[Begin]

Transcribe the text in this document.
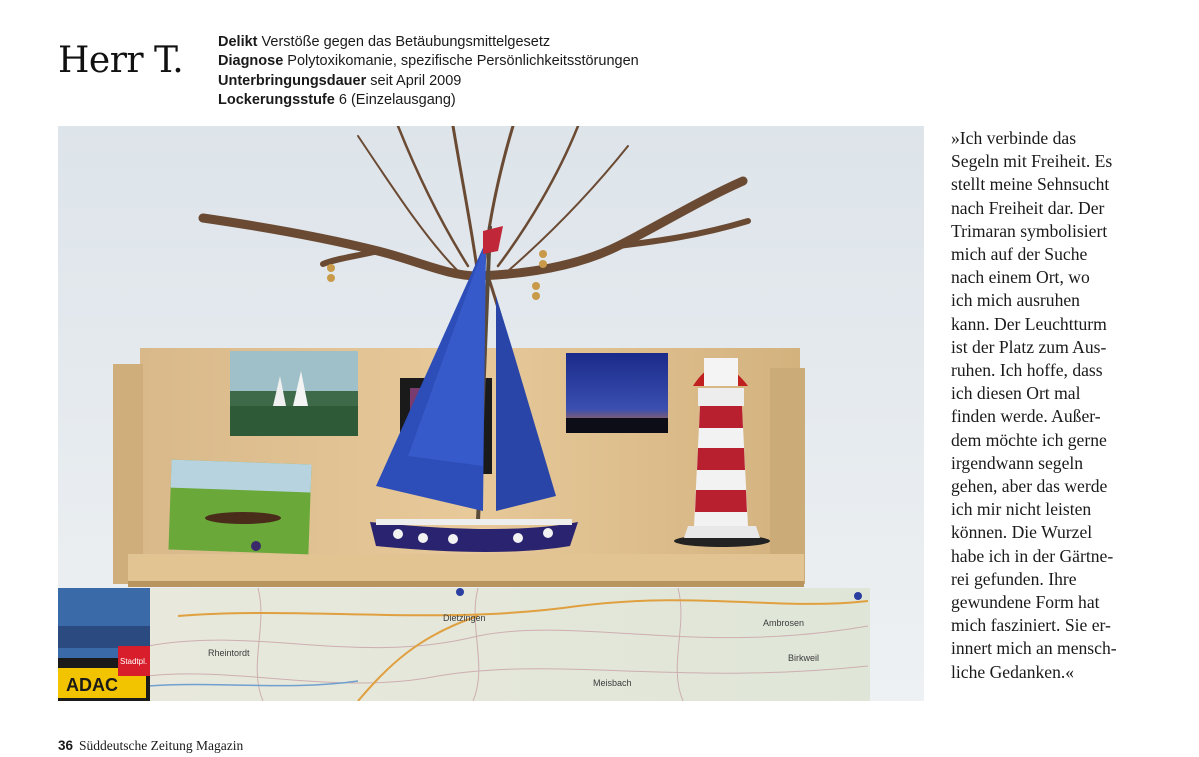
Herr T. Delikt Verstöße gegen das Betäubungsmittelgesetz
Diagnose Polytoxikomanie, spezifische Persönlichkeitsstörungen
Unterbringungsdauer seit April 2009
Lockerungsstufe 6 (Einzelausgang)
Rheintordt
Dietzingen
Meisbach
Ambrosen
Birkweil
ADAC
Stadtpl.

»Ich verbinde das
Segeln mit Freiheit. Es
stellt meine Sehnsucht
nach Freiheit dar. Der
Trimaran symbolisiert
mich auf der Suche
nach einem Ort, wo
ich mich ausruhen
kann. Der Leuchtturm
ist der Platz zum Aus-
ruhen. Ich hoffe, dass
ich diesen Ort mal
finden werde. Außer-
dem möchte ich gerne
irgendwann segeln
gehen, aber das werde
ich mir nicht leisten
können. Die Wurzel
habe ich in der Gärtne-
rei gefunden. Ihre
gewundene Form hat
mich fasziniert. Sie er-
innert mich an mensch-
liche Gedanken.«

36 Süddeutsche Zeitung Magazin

[End]

*EXERCISE DETAILS*: Report every line containing the word "mich" from the listing above.

*ANSWER TO THE TASK*:
mich auf der Suche
ich mich ausruhen
mich fasziniert. Sie er-
innert mich an mensch-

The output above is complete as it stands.